> [PROBLEM REQUIREMENTS]
All of the records below must be output exactly, with no pictures carried over.
--*--
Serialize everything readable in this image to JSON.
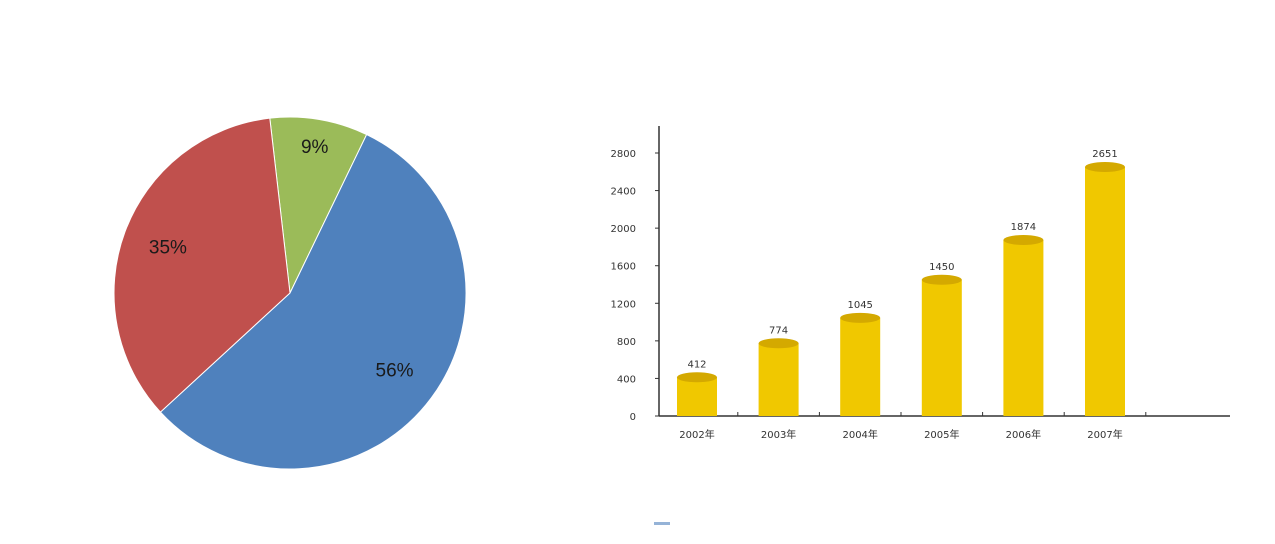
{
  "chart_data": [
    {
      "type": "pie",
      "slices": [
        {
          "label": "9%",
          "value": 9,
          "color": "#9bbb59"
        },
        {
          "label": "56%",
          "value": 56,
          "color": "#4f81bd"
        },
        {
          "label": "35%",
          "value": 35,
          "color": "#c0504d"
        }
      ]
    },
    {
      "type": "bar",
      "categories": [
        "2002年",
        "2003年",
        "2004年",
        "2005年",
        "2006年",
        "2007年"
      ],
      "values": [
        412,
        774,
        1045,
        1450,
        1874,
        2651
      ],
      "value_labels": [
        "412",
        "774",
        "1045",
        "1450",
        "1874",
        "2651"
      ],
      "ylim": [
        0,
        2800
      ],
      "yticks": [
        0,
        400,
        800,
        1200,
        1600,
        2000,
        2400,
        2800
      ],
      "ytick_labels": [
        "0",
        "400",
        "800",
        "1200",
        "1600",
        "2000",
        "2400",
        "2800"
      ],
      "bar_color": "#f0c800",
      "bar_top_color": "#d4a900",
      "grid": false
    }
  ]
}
--*--
> [THE RESULT]
Serialize everything readable in this image to JSON.
{
  "chart_data": [
    {
      "type": "pie",
      "slices": [
        {
          "label": "9%",
          "value": 9,
          "color": "#9bbb59"
        },
        {
          "label": "56%",
          "value": 56,
          "color": "#4f81bd"
        },
        {
          "label": "35%",
          "value": 35,
          "color": "#c0504d"
        }
      ]
    },
    {
      "type": "bar",
      "categories": [
        "2002年",
        "2003年",
        "2004年",
        "2005年",
        "2006年",
        "2007年"
      ],
      "values": [
        412,
        774,
        1045,
        1450,
        1874,
        2651
      ],
      "value_labels": [
        "412",
        "774",
        "1045",
        "1450",
        "1874",
        "2651"
      ],
      "ylim": [
        0,
        2800
      ],
      "yticks": [
        0,
        400,
        800,
        1200,
        1600,
        2000,
        2400,
        2800
      ],
      "ytick_labels": [
        "0",
        "400",
        "800",
        "1200",
        "1600",
        "2000",
        "2400",
        "2800"
      ],
      "bar_color": "#f0c800",
      "bar_top_color": "#d4a900",
      "grid": false
    }
  ]
}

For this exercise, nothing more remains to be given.